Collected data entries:
-.-.-

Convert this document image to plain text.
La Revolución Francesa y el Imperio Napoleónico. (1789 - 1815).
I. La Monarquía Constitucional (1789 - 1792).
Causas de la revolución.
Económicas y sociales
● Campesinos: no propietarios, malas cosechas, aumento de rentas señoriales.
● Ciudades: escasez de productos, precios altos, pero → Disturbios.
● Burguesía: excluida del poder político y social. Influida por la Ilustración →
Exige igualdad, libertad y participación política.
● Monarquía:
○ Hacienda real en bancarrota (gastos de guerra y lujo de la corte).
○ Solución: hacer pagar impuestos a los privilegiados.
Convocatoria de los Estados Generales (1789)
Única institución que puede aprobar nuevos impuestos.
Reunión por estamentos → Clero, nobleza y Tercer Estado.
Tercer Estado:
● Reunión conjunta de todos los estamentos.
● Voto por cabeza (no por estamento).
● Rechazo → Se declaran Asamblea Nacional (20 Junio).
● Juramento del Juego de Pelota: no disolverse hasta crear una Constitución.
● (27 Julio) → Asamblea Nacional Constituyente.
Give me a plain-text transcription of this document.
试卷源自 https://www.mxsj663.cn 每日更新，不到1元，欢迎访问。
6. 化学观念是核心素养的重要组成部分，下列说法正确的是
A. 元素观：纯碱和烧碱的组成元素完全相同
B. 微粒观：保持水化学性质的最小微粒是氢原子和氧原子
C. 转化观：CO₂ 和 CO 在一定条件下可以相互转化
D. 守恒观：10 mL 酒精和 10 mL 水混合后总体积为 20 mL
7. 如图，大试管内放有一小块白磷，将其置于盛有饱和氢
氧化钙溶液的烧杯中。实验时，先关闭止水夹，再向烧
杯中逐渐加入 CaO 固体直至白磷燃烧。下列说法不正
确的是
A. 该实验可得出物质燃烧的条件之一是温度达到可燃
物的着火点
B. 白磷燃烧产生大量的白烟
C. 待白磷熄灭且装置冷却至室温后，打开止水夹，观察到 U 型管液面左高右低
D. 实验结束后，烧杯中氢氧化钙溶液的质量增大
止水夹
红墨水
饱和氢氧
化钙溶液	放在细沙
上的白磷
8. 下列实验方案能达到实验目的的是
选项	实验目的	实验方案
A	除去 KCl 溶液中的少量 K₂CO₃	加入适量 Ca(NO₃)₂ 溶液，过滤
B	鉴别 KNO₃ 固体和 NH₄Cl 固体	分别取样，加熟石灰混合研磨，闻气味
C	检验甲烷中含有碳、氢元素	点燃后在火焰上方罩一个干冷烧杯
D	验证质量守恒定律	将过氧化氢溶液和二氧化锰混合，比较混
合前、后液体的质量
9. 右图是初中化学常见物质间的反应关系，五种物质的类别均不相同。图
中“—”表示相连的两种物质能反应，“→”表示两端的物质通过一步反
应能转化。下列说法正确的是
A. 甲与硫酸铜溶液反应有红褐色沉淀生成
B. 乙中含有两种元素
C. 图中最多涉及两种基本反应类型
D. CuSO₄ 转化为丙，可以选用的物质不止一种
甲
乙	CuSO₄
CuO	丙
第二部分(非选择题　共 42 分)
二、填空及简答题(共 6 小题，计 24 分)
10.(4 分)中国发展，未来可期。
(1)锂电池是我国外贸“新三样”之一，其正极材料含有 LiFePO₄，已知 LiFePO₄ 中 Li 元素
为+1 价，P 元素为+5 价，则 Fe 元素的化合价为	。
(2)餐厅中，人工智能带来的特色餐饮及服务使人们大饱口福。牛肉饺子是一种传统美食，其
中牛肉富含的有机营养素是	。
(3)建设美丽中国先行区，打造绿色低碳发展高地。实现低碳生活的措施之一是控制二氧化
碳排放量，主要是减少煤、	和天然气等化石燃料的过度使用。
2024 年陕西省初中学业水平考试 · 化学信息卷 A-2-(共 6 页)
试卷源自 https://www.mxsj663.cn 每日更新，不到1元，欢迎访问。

-.-.-

● What this task involves: Without changing a word, restate the whole listing.

● The response:
Convert this document image to plain text.
La Revolución Francesa y el Imperio Napoleónico. (1789 - 1815).
I. La Monarquía Constitucional (1789 - 1792).
Causas de la revolución.
Económicas y sociales
● Campesinos: no propietarios, malas cosechas, aumento de rentas señoriales.
● Ciudades: escasez de productos, precios altos, pero → Disturbios.
● Burguesía: excluida del poder político y social. Influida por la Ilustración →
Exige igualdad, libertad y participación política.
● Monarquía:
○ Hacienda real en bancarrota (gastos de guerra y lujo de la corte).
○ Solución: hacer pagar impuestos a los privilegiados.
Convocatoria de los Estados Generales (1789)
Única institución que puede aprobar nuevos impuestos.
Reunión por estamentos → Clero, nobleza y Tercer Estado.
Tercer Estado:
● Reunión conjunta de todos los estamentos.
● Voto por cabeza (no por estamento).
● Rechazo → Se declaran Asamblea Nacional (20 Junio).
● Juramento del Juego de Pelota: no disolverse hasta crear una Constitución.
● (27 Julio) → Asamblea Nacional Constituyente.
Give me a plain-text transcription of this document.
试卷源自 https://www.mxsj663.cn 每日更新，不到1元，欢迎访问。
6. 化学观念是核心素养的重要组成部分，下列说法正确的是
A. 元素观：纯碱和烧碱的组成元素完全相同
B. 微粒观：保持水化学性质的最小微粒是氢原子和氧原子
C. 转化观：CO₂ 和 CO 在一定条件下可以相互转化
D. 守恒观：10 mL 酒精和 10 mL 水混合后总体积为 20 mL
7. 如图，大试管内放有一小块白磷，将其置于盛有饱和氢
氧化钙溶液的烧杯中。实验时，先关闭止水夹，再向烧
杯中逐渐加入 CaO 固体直至白磷燃烧。下列说法不正
确的是
A. 该实验可得出物质燃烧的条件之一是温度达到可燃
物的着火点
B. 白磷燃烧产生大量的白烟
C. 待白磷熄灭且装置冷却至室温后，打开止水夹，观察到 U 型管液面左高右低
D. 实验结束后，烧杯中氢氧化钙溶液的质量增大
止水夹
红墨水
饱和氢氧
化钙溶液	放在细沙
上的白磷
8. 下列实验方案能达到实验目的的是
选项	实验目的	实验方案
A	除去 KCl 溶液中的少量 K₂CO₃	加入适量 Ca(NO₃)₂ 溶液，过滤
B	鉴别 KNO₃ 固体和 NH₄Cl 固体	分别取样，加熟石灰混合研磨，闻气味
C	检验甲烷中含有碳、氢元素	点燃后在火焰上方罩一个干冷烧杯
D	验证质量守恒定律	将过氧化氢溶液和二氧化锰混合，比较混
合前、后液体的质量
9. 右图是初中化学常见物质间的反应关系，五种物质的类别均不相同。图
中“—”表示相连的两种物质能反应，“→”表示两端的物质通过一步反
应能转化。下列说法正确的是
A. 甲与硫酸铜溶液反应有红褐色沉淀生成
B. 乙中含有两种元素
C. 图中最多涉及两种基本反应类型
D. CuSO₄ 转化为丙，可以选用的物质不止一种
甲
乙	CuSO₄
CuO	丙
第二部分(非选择题　共 42 分)
二、填空及简答题(共 6 小题，计 24 分)
10.(4 分)中国发展，未来可期。
(1)锂电池是我国外贸“新三样”之一，其正极材料含有 LiFePO₄，已知 LiFePO₄ 中 Li 元素
为+1 价，P 元素为+5 价，则 Fe 元素的化合价为	。
(2)餐厅中，人工智能带来的特色餐饮及服务使人们大饱口福。牛肉饺子是一种传统美食，其
中牛肉富含的有机营养素是	。
(3)建设美丽中国先行区，打造绿色低碳发展高地。实现低碳生活的措施之一是控制二氧化
碳排放量，主要是减少煤、	和天然气等化石燃料的过度使用。
2024 年陕西省初中学业水平考试 · 化学信息卷 A-2-(共 6 页)
试卷源自 https://www.mxsj663.cn 每日更新，不到1元，欢迎访问。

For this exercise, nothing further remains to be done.